Document extract:

____________

Common Law Contracts
A Primer for Pure Energy Systems Associates

by Susan M. Carter, CFO
Approved by PES Board June 28, 2004

A recommended way of doing contracts for alternative energy groups, that brings responsibility back to the people and away from lawyers.

Definition of Common Law and Statutory Law

The seventh amendment reads: “In suits at common law, where the value in controversy shall exceed twenty dollars, the right of trial by jury shall be preserved, and no fact tried by a jury, shall be otherwise reexamined in any court of the United States, than according to the rules of the common law.” Civil laws are those statutes written and agreed upon by some governmental entity from the federal to the city levels. Common law is founded upon “common sense” which is often not written but is based upon tradition and prior cases. Codification is the attempt to write down and interpret what the common law is in a particular area. Statutes are usually not based upon the common law in any form.

While our court system originally was based on common law, the court system today is largely a statutory court. It will not allow precedents in its courts before 1938 when common law courts were….well, common. While largely ignored, the common law courts are still legal in the United States. When any contract is written it must specify which court system will apply—a particular statutory/admiralty court or the common law court. This is called establishing the jurisdiction.

____________

Annotated region listings:

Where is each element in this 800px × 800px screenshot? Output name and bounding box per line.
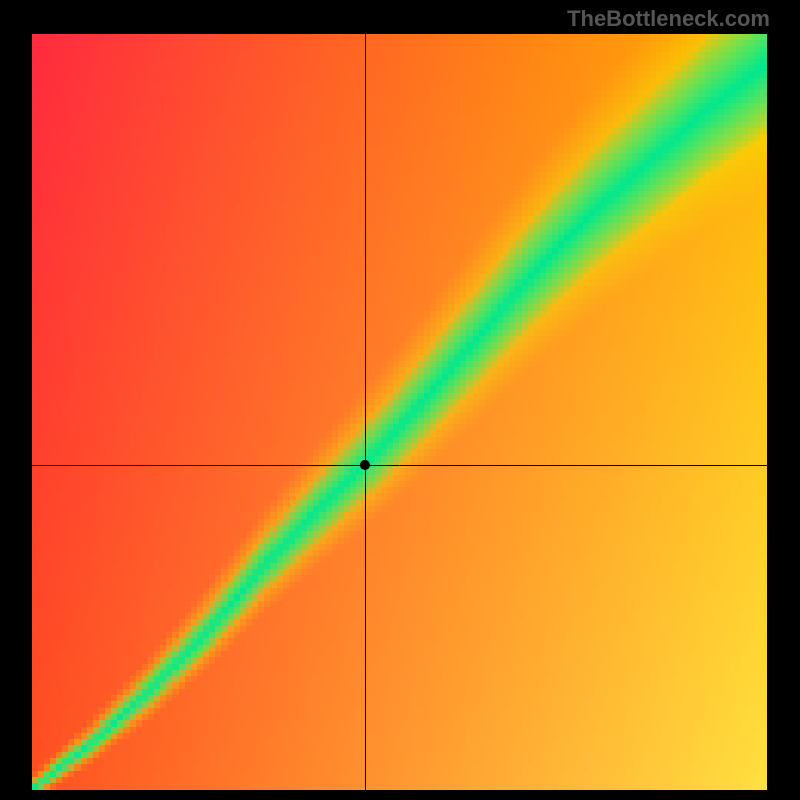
- chart-container: TheBottleneck.com: [0, 0, 800, 800]
- heatmap-panel: [32, 34, 767, 790]
- heatmap-canvas: [32, 34, 767, 790]
- watermark-text: TheBottleneck.com: [567, 6, 770, 32]
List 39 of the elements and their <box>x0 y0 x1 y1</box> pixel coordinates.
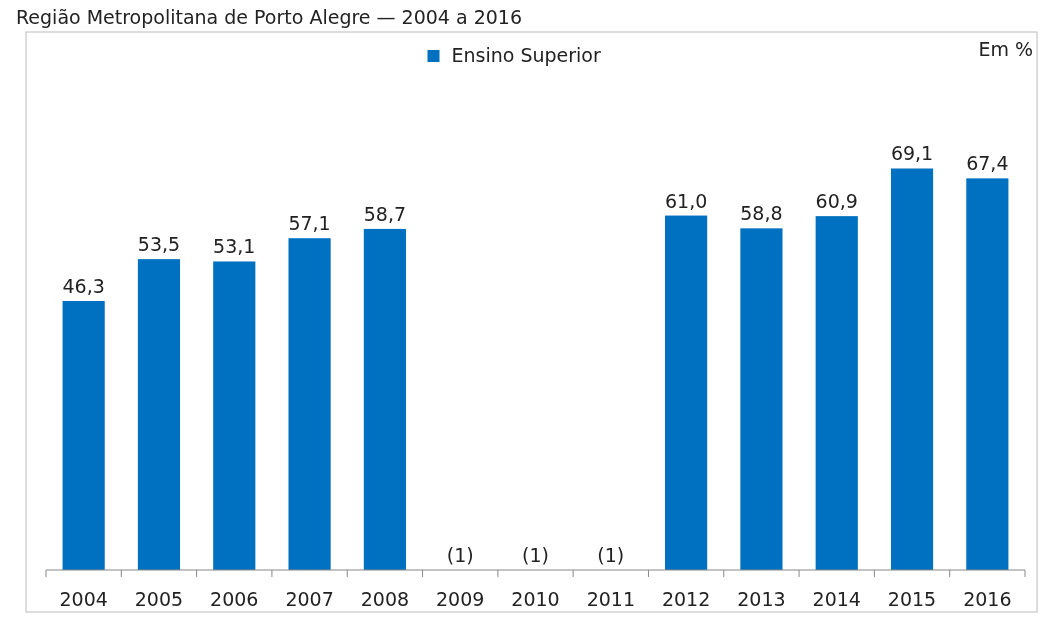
data-label: 61,0 <box>664 189 708 212</box>
x-tick-label: 2006 <box>210 588 259 610</box>
text: (1) <box>597 544 625 566</box>
x-tick-label: 2015 <box>887 588 937 610</box>
text: (1) <box>446 544 474 566</box>
x-tick-label: 2013 <box>737 588 786 610</box>
x-tick-label: 2011 <box>586 588 635 610</box>
bar <box>966 178 1009 570</box>
data-label: 58,7 <box>363 202 407 225</box>
chart-title: Região Metropolitana de Porto Alegre — 2004 a 2016 <box>16 6 523 28</box>
x-tick-label: 2004 <box>59 588 108 610</box>
data-label: 53,5 <box>137 233 181 256</box>
text: (1) <box>522 544 549 566</box>
bar <box>665 215 708 570</box>
x-tick-label: 2005 <box>134 588 184 610</box>
bar <box>137 259 181 570</box>
bar <box>62 300 105 570</box>
x-tick-label: 2014 <box>812 588 861 610</box>
bar <box>363 228 406 570</box>
x-tick-label: 2016 <box>963 588 1012 610</box>
bar <box>890 168 934 570</box>
x-tick-label: 2007 <box>285 588 334 610</box>
data-label: 60,9 <box>815 190 858 213</box>
x-tick-label: 2012 <box>661 588 711 610</box>
bar <box>213 261 256 570</box>
bar <box>740 228 783 570</box>
legend-label: Ensino Superior <box>451 44 601 66</box>
x-tick-label: 2009 <box>436 588 485 610</box>
data-label: 58,8 <box>740 202 783 225</box>
data-label: 69,1 <box>890 142 934 165</box>
bar <box>288 238 331 570</box>
data-label: 53,1 <box>213 235 256 258</box>
data-label: 46,3 <box>62 274 105 297</box>
x-tick-label: 2010 <box>511 588 560 610</box>
data-label: 67,4 <box>966 152 1009 175</box>
x-tick-label: 2008 <box>360 588 410 610</box>
text: Em % <box>978 38 1033 60</box>
data-label: 57,1 <box>288 212 331 235</box>
bar <box>815 216 858 570</box>
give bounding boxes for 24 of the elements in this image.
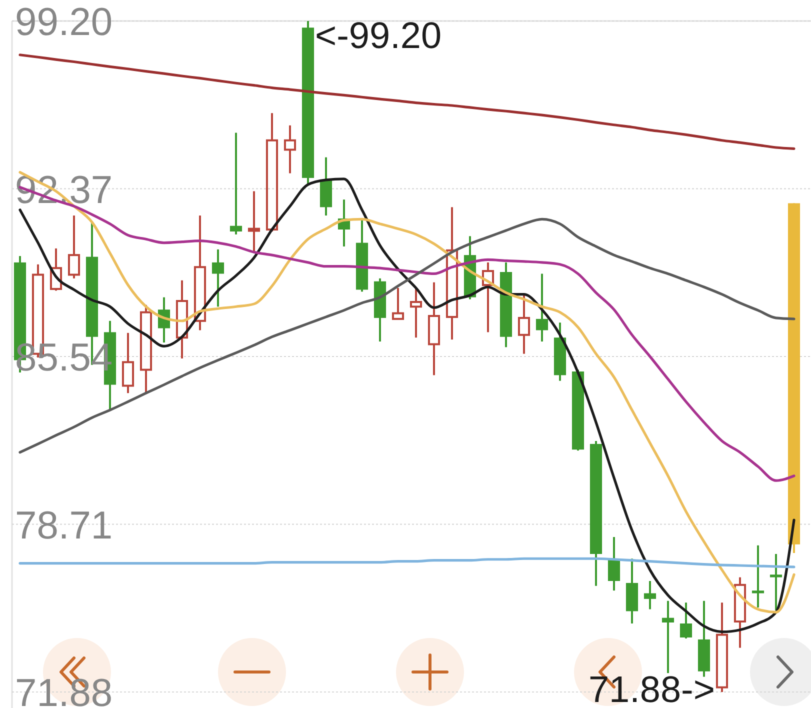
candlestick [410, 286, 422, 339]
y-tick-label: 99.20 [15, 1, 113, 44]
candlestick [518, 293, 530, 355]
line-series [18, 218, 796, 454]
candlestick [680, 602, 692, 640]
candlestick [662, 600, 674, 674]
candlestick [770, 552, 782, 612]
y-tick-label: 78.71 [15, 504, 113, 548]
candlestick [536, 272, 548, 343]
annotation: <-99.20 [315, 15, 442, 56]
candlestick [194, 214, 206, 332]
candlestick [176, 279, 188, 360]
candlestick [446, 206, 458, 341]
candlestick [392, 286, 404, 320]
candlestick [644, 580, 656, 610]
candlestick [608, 536, 620, 592]
candlestick [230, 132, 242, 236]
candlestick [428, 281, 440, 376]
line-series [18, 54, 796, 150]
candlestick [212, 248, 224, 308]
candlestick [752, 544, 764, 609]
annotation: 71.88-> [588, 669, 715, 708]
candlestick [284, 124, 296, 174]
y-tick-label: 71.88 [15, 672, 113, 708]
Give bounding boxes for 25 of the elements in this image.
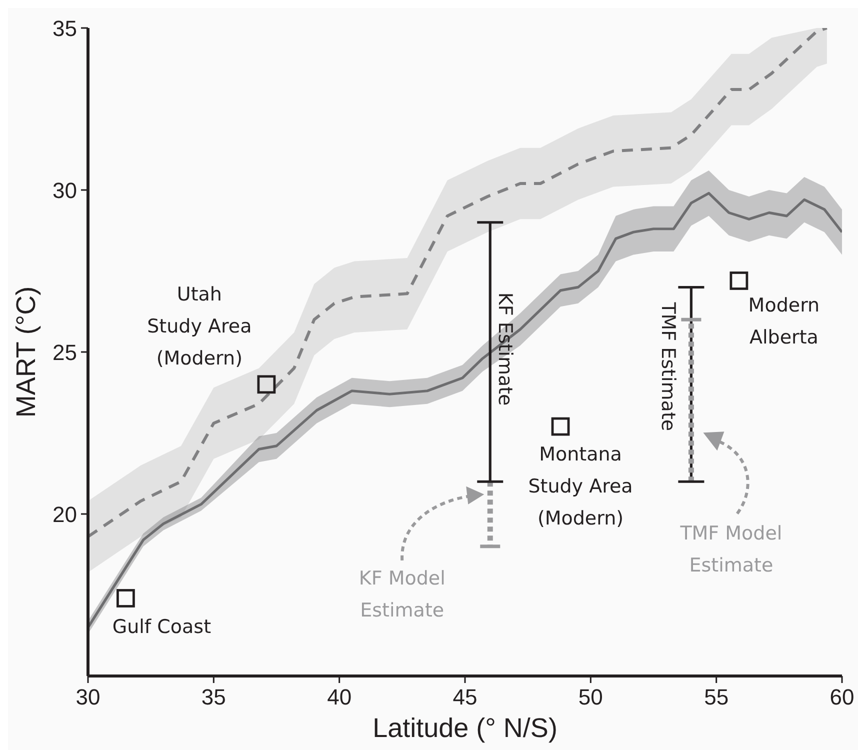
x-tick-label: 35	[201, 684, 226, 710]
x-tick-label: 40	[327, 684, 352, 710]
text: TMF Estimate	[657, 301, 680, 432]
y-tick-label: 20	[52, 502, 77, 527]
x-axis-title: Latitude (° N/S)	[372, 713, 558, 743]
point	[551, 417, 570, 436]
y-tick-label: 35	[52, 16, 77, 41]
legend-label: Montana Study Area (Modern)	[528, 444, 633, 530]
y-axis-title: MART (°C)	[11, 286, 41, 418]
x-tick-label: 45	[452, 684, 478, 710]
point	[116, 589, 135, 608]
text: KF Model Estimate	[358, 567, 446, 622]
x-tick-label: 50	[578, 684, 603, 710]
point	[257, 375, 276, 394]
x-tick-label: 60	[830, 684, 854, 710]
series-label: Modern Alberta	[748, 294, 820, 349]
y-tick-label: 30	[52, 178, 77, 203]
x-tick-label: 30	[76, 684, 100, 710]
text: TMF Model Estimate	[679, 522, 782, 577]
y-tick-label: 25	[52, 340, 77, 365]
point	[730, 272, 748, 290]
series-label: Utah Study Area (Modern)	[147, 283, 252, 370]
x-tick-label: 55	[704, 684, 729, 710]
series-label: Gulf Coast	[112, 616, 212, 638]
text: KF Estimate	[494, 292, 516, 406]
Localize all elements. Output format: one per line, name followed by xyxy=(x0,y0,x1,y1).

____________

Goals:
- A) According to the common law contracts primer, before what year are precedents not allowed in today's statutory courts?
- B) Please copy out the listing lines again, from the line containing "684, 226, 710]" through the end of the listing.

Solutions to the exercise:
- A) 1938

- B)
x-tick-label: 35	[201, 684, 226, 710]
x-tick-label: 40	[327, 684, 352, 710]
text: TMF Estimate	[657, 301, 680, 432]
y-tick-label: 20	[52, 502, 77, 527]
x-axis-title: Latitude (° N/S)	[372, 713, 558, 743]
point	[551, 417, 570, 436]
y-tick-label: 35	[52, 16, 77, 41]
legend-label: Montana Study Area (Modern)	[528, 444, 633, 530]
y-axis-title: MART (°C)	[11, 286, 41, 418]
x-tick-label: 45	[452, 684, 478, 710]
point	[116, 589, 135, 608]
text: KF Model Estimate	[358, 567, 446, 622]
x-tick-label: 50	[578, 684, 603, 710]
point	[257, 375, 276, 394]
x-tick-label: 60	[830, 684, 854, 710]
series-label: Modern Alberta	[748, 294, 820, 349]
y-tick-label: 30	[52, 178, 77, 203]
x-tick-label: 30	[76, 684, 100, 710]
text: TMF Model Estimate	[679, 522, 782, 577]
y-tick-label: 25	[52, 340, 77, 365]
point	[730, 272, 748, 290]
series-label: Utah Study Area (Modern)	[147, 283, 252, 370]
x-tick-label: 55	[704, 684, 729, 710]
series-label: Gulf Coast	[112, 616, 212, 638]
text: KF Estimate	[494, 292, 516, 406]
Localize all elements. Output format: one per line, name followed by xyxy=(x0,y0,x1,y1).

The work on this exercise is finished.